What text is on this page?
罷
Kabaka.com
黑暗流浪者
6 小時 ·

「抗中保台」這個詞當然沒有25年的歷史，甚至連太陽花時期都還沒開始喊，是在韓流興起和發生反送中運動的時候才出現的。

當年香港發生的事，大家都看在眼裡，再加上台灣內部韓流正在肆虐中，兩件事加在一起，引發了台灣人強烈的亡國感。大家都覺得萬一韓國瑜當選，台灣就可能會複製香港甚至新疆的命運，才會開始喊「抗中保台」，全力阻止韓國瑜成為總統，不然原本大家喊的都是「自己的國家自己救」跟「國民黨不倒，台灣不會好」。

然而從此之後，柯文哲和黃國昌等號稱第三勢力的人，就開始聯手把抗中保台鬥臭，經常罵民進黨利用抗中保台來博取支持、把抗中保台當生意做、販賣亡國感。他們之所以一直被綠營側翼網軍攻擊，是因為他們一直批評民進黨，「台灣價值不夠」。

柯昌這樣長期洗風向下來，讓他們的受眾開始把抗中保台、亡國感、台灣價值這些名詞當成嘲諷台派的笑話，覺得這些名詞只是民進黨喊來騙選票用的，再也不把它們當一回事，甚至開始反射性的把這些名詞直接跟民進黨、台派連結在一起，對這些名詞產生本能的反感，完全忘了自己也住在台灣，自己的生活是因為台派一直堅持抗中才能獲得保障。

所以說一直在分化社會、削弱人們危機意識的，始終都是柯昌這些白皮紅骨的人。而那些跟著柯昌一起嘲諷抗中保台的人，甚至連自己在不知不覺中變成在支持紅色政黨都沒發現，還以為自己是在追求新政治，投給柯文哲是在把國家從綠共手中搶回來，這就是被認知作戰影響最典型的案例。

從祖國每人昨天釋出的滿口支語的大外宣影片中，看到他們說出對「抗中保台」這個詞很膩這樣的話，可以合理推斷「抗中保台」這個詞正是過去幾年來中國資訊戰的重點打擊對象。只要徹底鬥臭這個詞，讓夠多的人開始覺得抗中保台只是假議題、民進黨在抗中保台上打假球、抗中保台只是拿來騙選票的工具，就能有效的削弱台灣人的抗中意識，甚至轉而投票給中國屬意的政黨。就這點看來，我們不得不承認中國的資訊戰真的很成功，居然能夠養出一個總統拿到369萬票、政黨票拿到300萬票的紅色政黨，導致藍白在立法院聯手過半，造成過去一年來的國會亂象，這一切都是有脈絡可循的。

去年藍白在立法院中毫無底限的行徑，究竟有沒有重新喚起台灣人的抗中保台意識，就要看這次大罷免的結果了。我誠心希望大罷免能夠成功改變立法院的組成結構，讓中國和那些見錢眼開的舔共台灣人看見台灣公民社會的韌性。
******
» **GIVEN TASK**:
Restate the data above exactly, keeping each word as it stands.

» **THE REPLY**:
What text is on this page?
罷
Kabaka.com
黑暗流浪者
6 小時 ·

「抗中保台」這個詞當然沒有25年的歷史，甚至連太陽花時期都還沒開始喊，是在韓流興起和發生反送中運動的時候才出現的。

當年香港發生的事，大家都看在眼裡，再加上台灣內部韓流正在肆虐中，兩件事加在一起，引發了台灣人強烈的亡國感。大家都覺得萬一韓國瑜當選，台灣就可能會複製香港甚至新疆的命運，才會開始喊「抗中保台」，全力阻止韓國瑜成為總統，不然原本大家喊的都是「自己的國家自己救」跟「國民黨不倒，台灣不會好」。

然而從此之後，柯文哲和黃國昌等號稱第三勢力的人，就開始聯手把抗中保台鬥臭，經常罵民進黨利用抗中保台來博取支持、把抗中保台當生意做、販賣亡國感。他們之所以一直被綠營側翼網軍攻擊，是因為他們一直批評民進黨，「台灣價值不夠」。

柯昌這樣長期洗風向下來，讓他們的受眾開始把抗中保台、亡國感、台灣價值這些名詞當成嘲諷台派的笑話，覺得這些名詞只是民進黨喊來騙選票用的，再也不把它們當一回事，甚至開始反射性的把這些名詞直接跟民進黨、台派連結在一起，對這些名詞產生本能的反感，完全忘了自己也住在台灣，自己的生活是因為台派一直堅持抗中才能獲得保障。

所以說一直在分化社會、削弱人們危機意識的，始終都是柯昌這些白皮紅骨的人。而那些跟著柯昌一起嘲諷抗中保台的人，甚至連自己在不知不覺中變成在支持紅色政黨都沒發現，還以為自己是在追求新政治，投給柯文哲是在把國家從綠共手中搶回來，這就是被認知作戰影響最典型的案例。

從祖國每人昨天釋出的滿口支語的大外宣影片中，看到他們說出對「抗中保台」這個詞很膩這樣的話，可以合理推斷「抗中保台」這個詞正是過去幾年來中國資訊戰的重點打擊對象。只要徹底鬥臭這個詞，讓夠多的人開始覺得抗中保台只是假議題、民進黨在抗中保台上打假球、抗中保台只是拿來騙選票的工具，就能有效的削弱台灣人的抗中意識，甚至轉而投票給中國屬意的政黨。就這點看來，我們不得不承認中國的資訊戰真的很成功，居然能夠養出一個總統拿到369萬票、政黨票拿到300萬票的紅色政黨，導致藍白在立法院聯手過半，造成過去一年來的國會亂象，這一切都是有脈絡可循的。

去年藍白在立法院中毫無底限的行徑，究竟有沒有重新喚起台灣人的抗中保台意識，就要看這次大罷免的結果了。我誠心希望大罷免能夠成功改變立法院的組成結構，讓中國和那些見錢眼開的舔共台灣人看見台灣公民社會的韌性。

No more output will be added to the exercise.